Your goal
Reproduce each of the rows below word for word, leaving out the pictures.
>> START Data lines
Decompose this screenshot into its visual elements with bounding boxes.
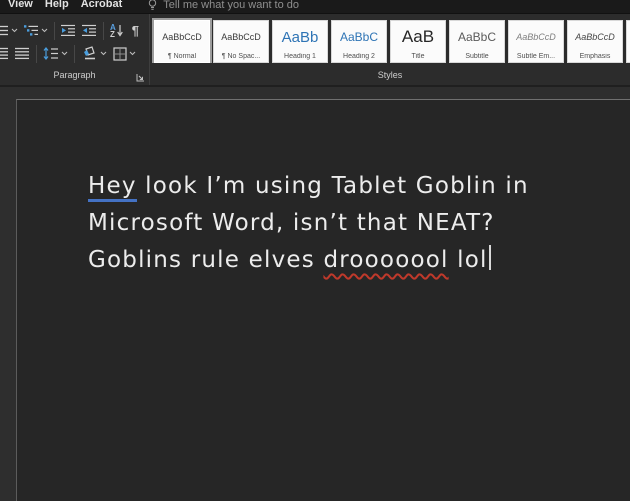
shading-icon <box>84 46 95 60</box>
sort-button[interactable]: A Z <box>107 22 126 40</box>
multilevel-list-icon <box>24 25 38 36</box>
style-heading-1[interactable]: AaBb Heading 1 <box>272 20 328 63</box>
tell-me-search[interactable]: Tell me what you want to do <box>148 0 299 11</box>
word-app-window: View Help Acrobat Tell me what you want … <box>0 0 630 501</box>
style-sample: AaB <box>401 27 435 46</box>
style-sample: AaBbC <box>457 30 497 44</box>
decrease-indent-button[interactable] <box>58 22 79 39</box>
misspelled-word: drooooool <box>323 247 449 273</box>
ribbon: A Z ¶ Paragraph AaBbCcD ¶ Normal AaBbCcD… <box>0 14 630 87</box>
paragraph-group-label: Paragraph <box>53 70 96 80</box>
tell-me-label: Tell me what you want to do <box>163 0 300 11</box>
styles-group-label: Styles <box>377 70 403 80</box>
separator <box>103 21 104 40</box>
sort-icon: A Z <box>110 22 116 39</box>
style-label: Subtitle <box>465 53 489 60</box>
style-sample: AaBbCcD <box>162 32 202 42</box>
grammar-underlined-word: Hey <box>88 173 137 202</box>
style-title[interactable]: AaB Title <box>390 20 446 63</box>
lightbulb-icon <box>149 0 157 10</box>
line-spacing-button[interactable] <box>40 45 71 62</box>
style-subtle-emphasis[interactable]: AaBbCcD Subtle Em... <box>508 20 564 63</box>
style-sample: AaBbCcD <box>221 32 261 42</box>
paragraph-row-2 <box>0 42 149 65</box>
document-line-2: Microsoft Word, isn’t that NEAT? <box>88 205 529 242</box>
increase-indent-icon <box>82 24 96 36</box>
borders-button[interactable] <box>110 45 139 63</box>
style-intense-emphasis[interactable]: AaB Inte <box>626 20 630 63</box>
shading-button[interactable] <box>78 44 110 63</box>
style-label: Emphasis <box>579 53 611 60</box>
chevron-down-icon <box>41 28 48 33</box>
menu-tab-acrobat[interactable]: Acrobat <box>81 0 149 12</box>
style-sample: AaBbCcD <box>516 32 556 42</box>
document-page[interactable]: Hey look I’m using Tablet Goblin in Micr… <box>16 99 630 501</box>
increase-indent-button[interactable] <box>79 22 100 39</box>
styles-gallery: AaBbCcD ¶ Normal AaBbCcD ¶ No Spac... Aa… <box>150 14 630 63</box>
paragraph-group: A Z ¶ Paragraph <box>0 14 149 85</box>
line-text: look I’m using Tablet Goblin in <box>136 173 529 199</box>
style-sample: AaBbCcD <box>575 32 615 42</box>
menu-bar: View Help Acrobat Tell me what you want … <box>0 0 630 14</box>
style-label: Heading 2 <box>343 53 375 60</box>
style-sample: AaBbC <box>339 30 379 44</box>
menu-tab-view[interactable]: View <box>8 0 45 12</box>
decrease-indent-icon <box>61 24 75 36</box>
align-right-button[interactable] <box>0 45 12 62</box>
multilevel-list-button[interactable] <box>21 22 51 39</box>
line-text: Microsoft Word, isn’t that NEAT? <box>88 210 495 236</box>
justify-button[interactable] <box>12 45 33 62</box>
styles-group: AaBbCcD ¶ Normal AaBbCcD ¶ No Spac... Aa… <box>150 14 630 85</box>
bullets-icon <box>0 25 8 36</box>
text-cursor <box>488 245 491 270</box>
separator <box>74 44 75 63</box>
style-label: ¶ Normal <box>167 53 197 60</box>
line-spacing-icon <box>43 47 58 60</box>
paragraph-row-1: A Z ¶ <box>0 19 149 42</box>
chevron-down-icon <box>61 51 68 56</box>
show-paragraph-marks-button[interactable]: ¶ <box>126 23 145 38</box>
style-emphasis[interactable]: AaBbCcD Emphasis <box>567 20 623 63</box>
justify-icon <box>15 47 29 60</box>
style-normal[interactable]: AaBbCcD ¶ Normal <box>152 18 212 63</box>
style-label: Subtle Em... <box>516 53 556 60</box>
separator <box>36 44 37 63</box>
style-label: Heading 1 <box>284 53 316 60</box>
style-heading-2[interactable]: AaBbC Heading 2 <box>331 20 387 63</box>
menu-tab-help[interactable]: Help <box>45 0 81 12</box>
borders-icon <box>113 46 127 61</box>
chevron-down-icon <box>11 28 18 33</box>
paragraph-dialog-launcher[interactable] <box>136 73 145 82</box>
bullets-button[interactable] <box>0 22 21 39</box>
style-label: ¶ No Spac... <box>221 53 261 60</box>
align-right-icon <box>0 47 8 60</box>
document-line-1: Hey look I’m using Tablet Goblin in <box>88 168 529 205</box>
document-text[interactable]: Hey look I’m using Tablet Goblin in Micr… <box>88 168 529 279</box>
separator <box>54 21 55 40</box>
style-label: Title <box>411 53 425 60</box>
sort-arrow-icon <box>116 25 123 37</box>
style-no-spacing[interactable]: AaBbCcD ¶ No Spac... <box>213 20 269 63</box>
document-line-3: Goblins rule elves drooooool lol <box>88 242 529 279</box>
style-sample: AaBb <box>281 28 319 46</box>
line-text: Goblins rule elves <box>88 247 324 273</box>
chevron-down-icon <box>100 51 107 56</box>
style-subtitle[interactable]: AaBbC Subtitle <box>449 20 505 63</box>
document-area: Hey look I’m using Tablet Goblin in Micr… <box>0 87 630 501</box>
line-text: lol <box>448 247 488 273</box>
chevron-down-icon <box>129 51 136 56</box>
>> END Data lines
Full solution
Decompose this screenshot into its visual elements with bounding boxes.
shading-icon <box>84 46 95 60</box>
sort-button[interactable]: A Z <box>107 22 126 40</box>
multilevel-list-icon <box>24 25 38 36</box>
style-heading-1[interactable]: AaBb Heading 1 <box>272 20 328 63</box>
tell-me-search[interactable]: Tell me what you want to do <box>148 0 299 11</box>
word-app-window: View Help Acrobat Tell me what you want … <box>0 0 630 501</box>
style-sample: AaB <box>401 27 435 46</box>
style-sample: AaBbC <box>457 30 497 44</box>
decrease-indent-button[interactable] <box>58 22 79 39</box>
misspelled-word: drooooool <box>323 247 449 273</box>
ribbon: A Z ¶ Paragraph AaBbCcD ¶ Normal AaBbCcD… <box>0 14 630 87</box>
paragraph-group-label: Paragraph <box>53 70 96 80</box>
tell-me-label: Tell me what you want to do <box>163 0 300 11</box>
styles-group-label: Styles <box>377 70 403 80</box>
separator <box>103 21 104 40</box>
sort-icon: A Z <box>110 22 116 39</box>
style-label: Subtitle <box>465 53 489 60</box>
style-sample: AaBbCcD <box>162 32 202 42</box>
grammar-underlined-word: Hey <box>88 173 137 202</box>
style-title[interactable]: AaB Title <box>390 20 446 63</box>
lightbulb-icon <box>149 0 157 10</box>
line-spacing-button[interactable] <box>40 45 71 62</box>
style-subtle-emphasis[interactable]: AaBbCcD Subtle Em... <box>508 20 564 63</box>
style-sample: AaBbCcD <box>221 32 261 42</box>
paragraph-row-2 <box>0 42 149 65</box>
document-line-2: Microsoft Word, isn’t that NEAT? <box>88 205 529 242</box>
increase-indent-icon <box>82 24 96 36</box>
borders-button[interactable] <box>110 45 139 63</box>
style-intense-emphasis[interactable]: AaB Inte <box>626 20 630 63</box>
shading-button[interactable] <box>78 44 110 63</box>
style-label: Emphasis <box>579 53 611 60</box>
chevron-down-icon <box>41 28 48 33</box>
menu-tab-acrobat[interactable]: Acrobat <box>81 0 149 12</box>
style-sample: AaBbCcD <box>516 32 556 42</box>
document-page[interactable]: Hey look I’m using Tablet Goblin in Micr… <box>16 99 630 501</box>
increase-indent-button[interactable] <box>79 22 100 39</box>
styles-gallery: AaBbCcD ¶ Normal AaBbCcD ¶ No Spac... Aa… <box>150 14 630 63</box>
paragraph-group: A Z ¶ Paragraph <box>0 14 149 85</box>
line-text: look I’m using Tablet Goblin in <box>136 173 529 199</box>
style-sample: AaBbCcD <box>575 32 615 42</box>
menu-bar: View Help Acrobat Tell me what you want … <box>0 0 630 14</box>
style-label: Heading 2 <box>343 53 375 60</box>
style-sample: AaBbC <box>339 30 379 44</box>
menu-tab-view[interactable]: View <box>8 0 45 12</box>
decrease-indent-icon <box>61 24 75 36</box>
align-right-button[interactable] <box>0 45 12 62</box>
multilevel-list-button[interactable] <box>21 22 51 39</box>
line-text: Microsoft Word, isn’t that NEAT? <box>88 210 495 236</box>
justify-button[interactable] <box>12 45 33 62</box>
styles-group: AaBbCcD ¶ Normal AaBbCcD ¶ No Spac... Aa… <box>150 14 630 85</box>
bullets-icon <box>0 25 8 36</box>
text-cursor <box>488 245 491 270</box>
separator <box>74 44 75 63</box>
style-label: ¶ Normal <box>167 53 197 60</box>
line-spacing-icon <box>43 47 58 60</box>
paragraph-row-1: A Z ¶ <box>0 19 149 42</box>
chevron-down-icon <box>61 51 68 56</box>
show-paragraph-marks-button[interactable]: ¶ <box>126 23 145 38</box>
style-emphasis[interactable]: AaBbCcD Emphasis <box>567 20 623 63</box>
justify-icon <box>15 47 29 60</box>
style-normal[interactable]: AaBbCcD ¶ Normal <box>152 18 212 63</box>
style-label: Subtle Em... <box>516 53 556 60</box>
separator <box>36 44 37 63</box>
style-label: Heading 1 <box>284 53 316 60</box>
style-heading-2[interactable]: AaBbC Heading 2 <box>331 20 387 63</box>
menu-tab-help[interactable]: Help <box>45 0 81 12</box>
borders-icon <box>113 46 127 61</box>
chevron-down-icon <box>11 28 18 33</box>
paragraph-dialog-launcher[interactable] <box>136 73 145 82</box>
bullets-button[interactable] <box>0 22 21 39</box>
style-label: ¶ No Spac... <box>221 53 261 60</box>
align-right-icon <box>0 47 8 60</box>
document-line-1: Hey look I’m using Tablet Goblin in <box>88 168 529 205</box>
document-text[interactable]: Hey look I’m using Tablet Goblin in Micr… <box>88 168 529 279</box>
separator <box>54 21 55 40</box>
style-label: Title <box>411 53 425 60</box>
sort-arrow-icon <box>116 25 123 37</box>
style-no-spacing[interactable]: AaBbCcD ¶ No Spac... <box>213 20 269 63</box>
document-line-3: Goblins rule elves drooooool lol <box>88 242 529 279</box>
style-sample: AaBb <box>281 28 319 46</box>
line-text: Goblins rule elves <box>88 247 324 273</box>
chevron-down-icon <box>100 51 107 56</box>
style-subtitle[interactable]: AaBbC Subtitle <box>449 20 505 63</box>
document-area: Hey look I’m using Tablet Goblin in Micr… <box>0 87 630 501</box>
line-text: lol <box>448 247 488 273</box>
chevron-down-icon <box>129 51 136 56</box>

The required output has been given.